* The task *
Filter the entries for the word "Lucia". Copy each line that has it.

>>>

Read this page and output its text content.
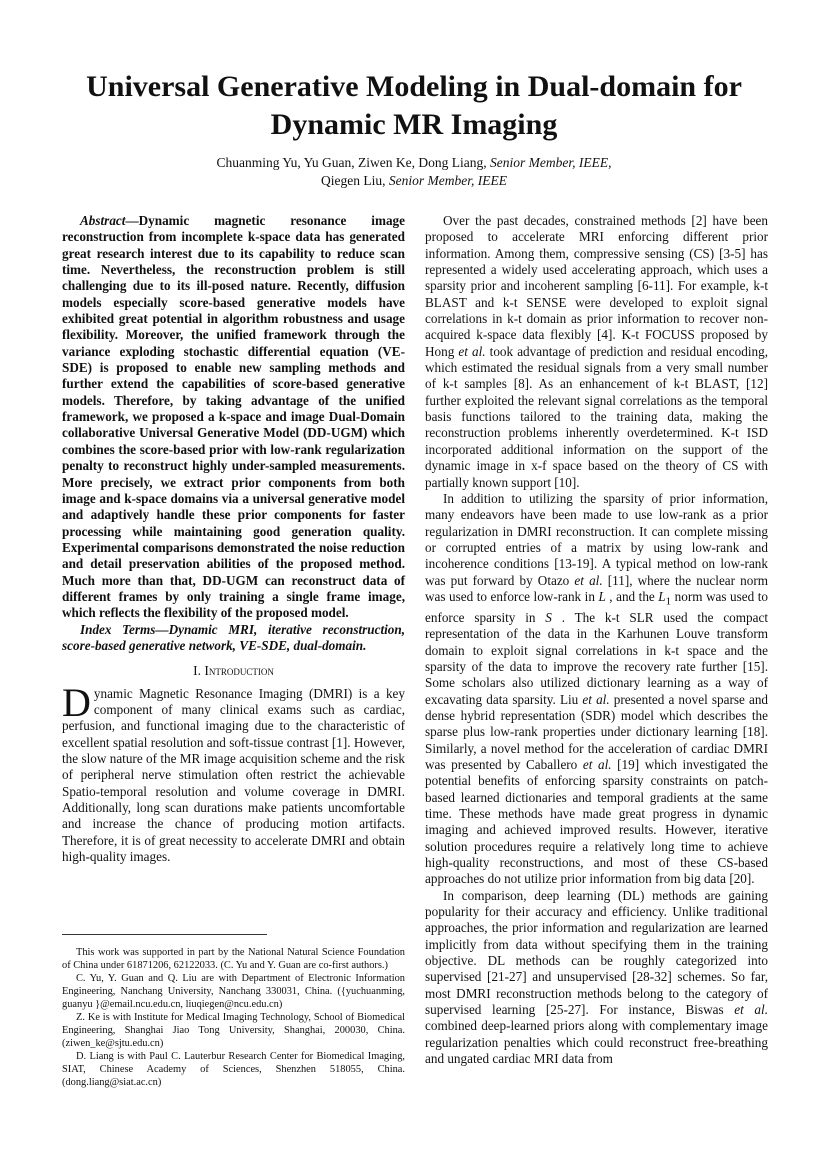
Universal Generative Modeling in Dual-domain for Dynamic MR Imaging
Chuanming Yu, Yu Guan, Ziwen Ke, Dong Liang, Senior Member, IEEE,
Qiegen Liu, Senior Member, IEEE

Abstract—Dynamic magnetic resonance image reconstruction from incomplete k-space data has generated great research interest due to its capability to reduce scan time. Nevertheless, the reconstruction problem is still challenging due to its ill-posed nature. Recently, diffusion models especially score-based generative models have exhibited great potential in algorithm robustness and usage flexibility. Moreover, the unified framework through the variance exploding stochastic differential equation (VE-SDE) is proposed to enable new sampling methods and further extend the capabilities of score-based generative models. Therefore, by taking advantage of the unified framework, we proposed a k-space and image Dual-Domain collaborative Universal Generative Model (DD-UGM) which combines the score-based prior with low-rank regularization penalty to reconstruct highly under-sampled measurements. More precisely, we extract prior components from both image and k-space domains via a universal generative model and adaptively handle these prior components for faster processing while maintaining good generation quality. Experimental comparisons demonstrated the noise reduction and detail preservation abilities of the proposed method. Much more than that, DD-UGM can reconstruct data of different frames by only training a single frame image, which reflects the flexibility of the proposed model.

Index Terms—Dynamic MRI, iterative reconstruction, score-based generative network, VE-SDE, dual-domain.

I. Introduction

Dynamic Magnetic Resonance Imaging (DMRI) is a key component of many clinical exams such as cardiac, perfusion, and functional imaging due to the characteristic of excellent spatial resolution and soft-tissue contrast [1]. However, the slow nature of the MR image acquisition scheme and the risk of peripheral nerve stimulation often restrict the achievable Spatio-temporal resolution and volume coverage in DMRI. Additionally, long scan durations make patients uncomfortable and increase the chance of producing motion artifacts. Therefore, it is of great necessity to accelerate DMRI and obtain high-quality images.

This work was supported in part by the National Natural Science Foundation of China under 61871206, 62122033. (C. Yu and Y. Guan are co-first authors.)

C. Yu, Y. Guan and Q. Liu are with Department of Electronic Information Engineering, Nanchang University, Nanchang 330031, China. ({yuchuanming, guanyu }@email.ncu.edu.cn, liuqiegen@ncu.edu.cn)

Z. Ke is with Institute for Medical Imaging Technology, School of Biomedical Engineering, Shanghai Jiao Tong University, Shanghai, 200030, China. (ziwen_ke@sjtu.edu.cn)

D. Liang is with Paul C. Lauterbur Research Center for Biomedical Imaging, SIAT, Chinese Academy of Sciences, Shenzhen 518055, China. (dong.liang@siat.ac.cn)

Over the past decades, constrained methods [2] have been proposed to accelerate MRI enforcing different prior information. Among them, compressive sensing (CS) [3-5] has represented a widely used accelerating approach, which uses a sparsity prior and incoherent sampling [6-11]. For example, k-t BLAST and k-t SENSE were developed to exploit signal correlations in k-t domain as prior information to recover non-acquired k-space data flexibly [4]. K-t FOCUSS proposed by Hong et al. took advantage of prediction and residual encoding, which estimated the residual signals from a very small number of k-t samples [8]. As an enhancement of k-t BLAST, [12] further exploited the relevant signal correlations as the temporal basis functions tailored to the training data, making the reconstruction problems inherently overdetermined. K-t ISD incorporated additional information on the support of the dynamic image in x-f space based on the theory of CS with partially known support [10].

In addition to utilizing the sparsity of prior information, many endeavors have been made to use low-rank as a prior regularization in DMRI reconstruction. It can complete missing or corrupted entries of a matrix by using low-rank and incoherence conditions [13-19]. A typical method on low-rank was put forward by Otazo et al. [11], where the nuclear norm was used to enforce low-rank in L , and the $L_1$ norm was used to enforce sparsity in S . The k-t SLR used the compact representation of the data in the Karhunen Louve transform domain to exploit signal correlations in k-t space and the sparsity of the data to improve the recovery rate further [15]. Some scholars also utilized dictionary learning as a way of excavating data sparsity. Liu et al. presented a novel sparse and dense hybrid representation (SDR) model which describes the sparse plus low-rank properties under dictionary learning [18]. Similarly, a novel method for the acceleration of cardiac DMRI was presented by Caballero et al. [19] which investigated the potential benefits of enforcing sparsity constraints on patch-based learned dictionaries and temporal gradients at the same time. These methods have made great progress in dynamic imaging and achieved improved results. However, iterative solution procedures require a relatively long time to achieve high-quality reconstructions, and most of these CS-based approaches do not utilize prior information from big data [20].

In comparison, deep learning (DL) methods are gaining popularity for their accuracy and efficiency. Unlike traditional approaches, the prior information and regularization are learned implicitly from data without specifying them in the training objective. DL methods can be roughly categorized into supervised [21-27] and unsupervised [28-32] schemes. So far, most DMRI reconstruction methods belong to the category of supervised learning [25-27]. For instance, Biswas et al. combined deep-learned priors along with complementary image regularization penalties which could reconstruct free-breathing and ungated cardiac MRI data from
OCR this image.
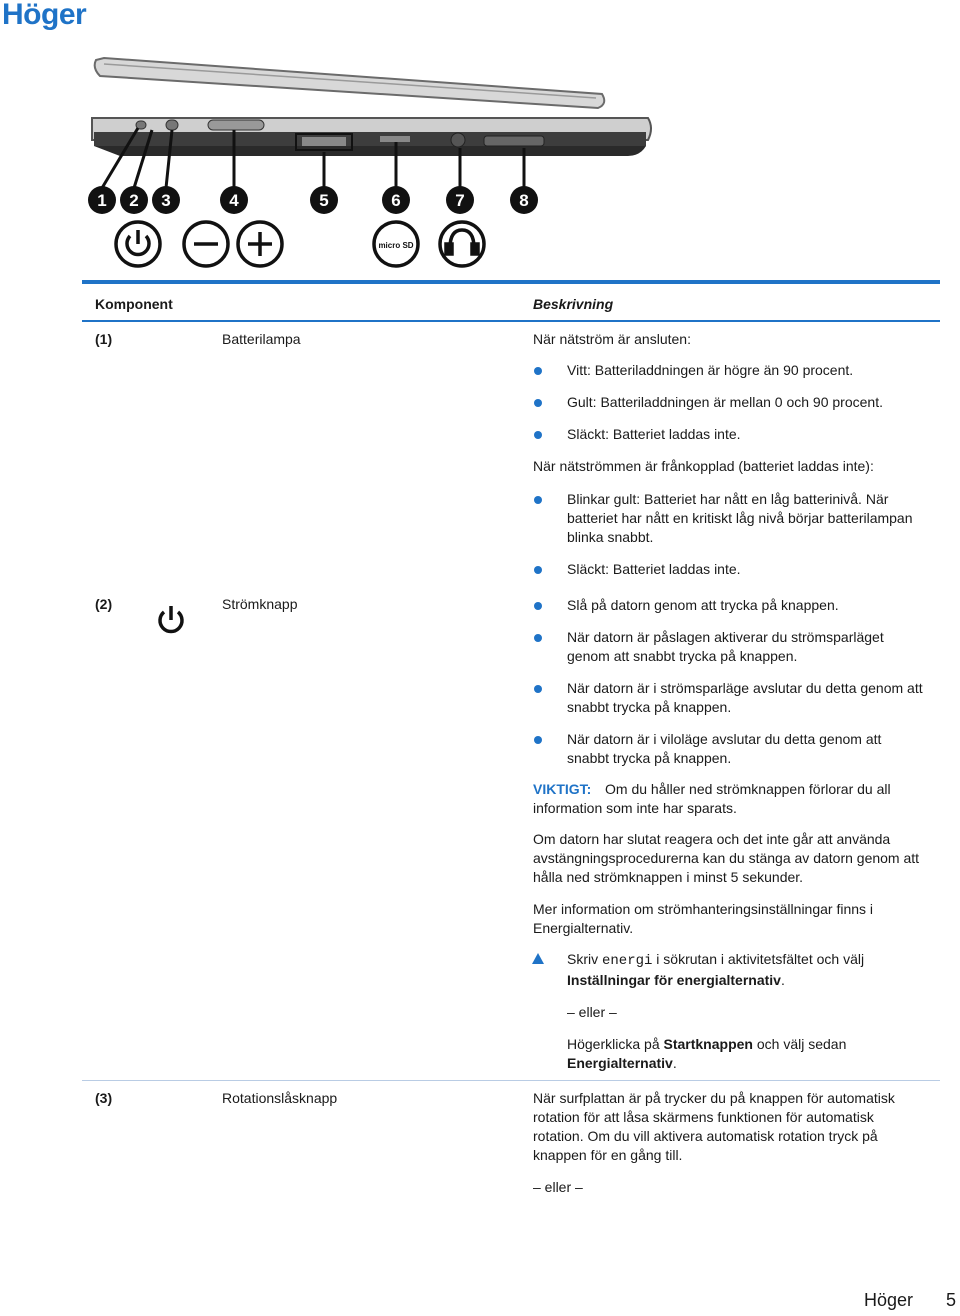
Höger
1 2 3	4	5	6	7	8
micro SD
Komponent	Beskrivning

(1)	Batterilampa	När nätström är ansluten:

Vitt: Batteriladdningen är högre än 90 procent.

Gult: Batteriladdningen är mellan 0 och 90 procent.

Släckt: Batteriet laddas inte.

När nätströmmen är frånkopplad (batteriet laddas inte):

Blinkar gult: Batteriet har nått en låg batterinivå. När

batteriet har nått en kritiskt låg nivå börjar batterilampan

blinka snabbt.

Släckt: Batteriet laddas inte.

(2)	Strömknapp	Slå på datorn genom att trycka på knappen.

När datorn är påslagen aktiverar du strömsparläget

genom att snabbt trycka på knappen.

När datorn är i strömsparläge avslutar du detta genom att

snabbt trycka på knappen.

När datorn är i viloläge avslutar du detta genom att

snabbt trycka på knappen.

VIKTIGT: Om du håller ned strömknappen förlorar du all

information som inte har sparats.

Om datorn har slutat reagera och det inte går att använda

avstängningsprocedurerna kan du stänga av datorn genom att

hålla ned strömknappen i minst 5 sekunder.

Mer information om strömhanteringsinställningar finns i

Energialternativ.

Skriv energi i sökrutan i aktivitetsfältet och välj

Inställningar för energialternativ.

– eller –

Högerklicka på Startknappen och välj sedan

Energialternativ.

(3)	Rotationslåsknapp	När surfplattan är på trycker du på knappen för automatisk

rotation för att låsa skärmens funktionen för automatisk

rotation. Om du vill aktivera automatisk rotation tryck på

knappen för en gång till.

– eller –

Höger 5
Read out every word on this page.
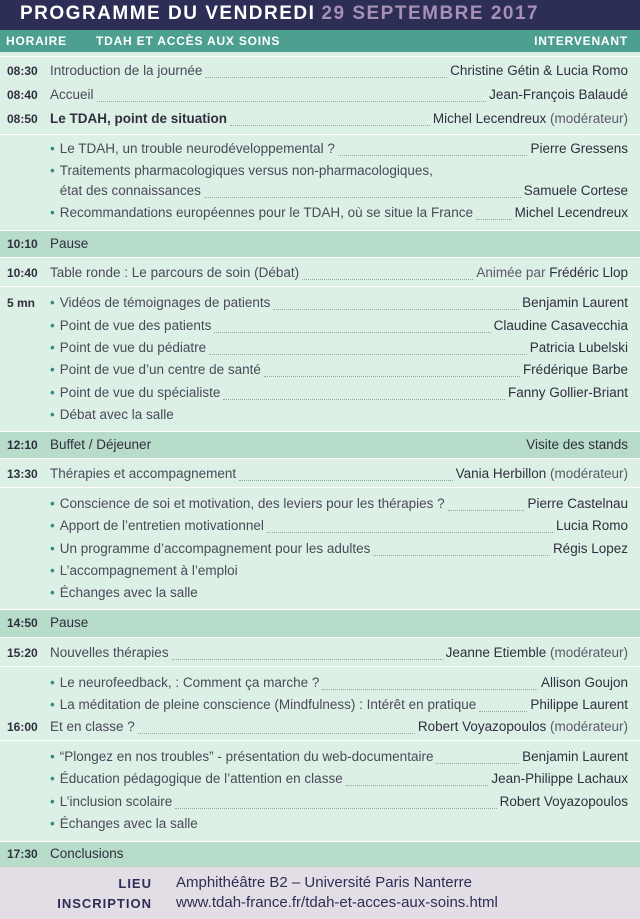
PROGRAMME DU VENDREDI 29 SEPTEMBRE 2017
HORAIRE TDAH ET ACCÈS AUX SOINS	INTERVENANT
08:30 Introduction de la journée	Christine Gétin & Lucia Romo
08:40 Accueil	Jean-François Balaudé
08:50 Le TDAH, point de situation	Michel Lecendreux (modérateur)
• Le TDAH, un trouble neurodéveloppemental ?	Pierre Gressens
• Traitements pharmacologiques versus non-pharmacologiques,
état des connaissances	Samuele Cortese
• Recommandations européennes pour le TDAH, où se situe la France	Michel Lecendreux
10:10 Pause
10:40 Table ronde : Le parcours de soin (Débat)	Animée par Frédéric Llop
5 mn	• Vidéos de témoignages de patients	Benjamin Laurent
• Point de vue des patients	Claudine Casavecchia
• Point de vue du pédiatre	Patricia Lubelski
• Point de vue d’un centre de santé	Frédérique Barbe
• Point de vue du spécialiste	Fanny Gollier-Briant
• Débat avec la salle
12:10 Buffet / Déjeuner	Visite des stands
13:30 Thérapies et accompagnement	Vania Herbillon (modérateur)
• Conscience de soi et motivation, des leviers pour les thérapies ?	Pierre Castelnau
• Apport de l’entretien motivationnel	Lucia Romo
• Un programme d’accompagnement pour les adultes	Régis Lopez
• L’accompagnement à l’emploi
• Échanges avec la salle
14:50 Pause
15:20 Nouvelles thérapies	Jeanne Etiemble (modérateur)
• Le neurofeedback, : Comment ça marche ?	Allison Goujon
• La méditation de pleine conscience (Mindfulness) : Intérêt en pratique	Philippe Laurent
16:00 Et en classe ?	Robert Voyazopoulos (modérateur)
• “Plongez en nos troubles” - présentation du web-documentaire	Benjamin Laurent
• Éducation pédagogique de l’attention en classe	Jean-Philippe Lachaux
• L’inclusion scolaire	Robert Voyazopoulos
• Échanges avec la salle
17:30 Conclusions
LIEU Amphithéâtre B2 – Université Paris Nanterre
INSCRIPTION www.tdah-france.fr/tdah-et-acces-aux-soins.html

<<<

* Task output *
08:30 Introduction de la journée	Christine Gétin & Lucia Romo
• Apport de l’entretien motivationnel	Lucia Romo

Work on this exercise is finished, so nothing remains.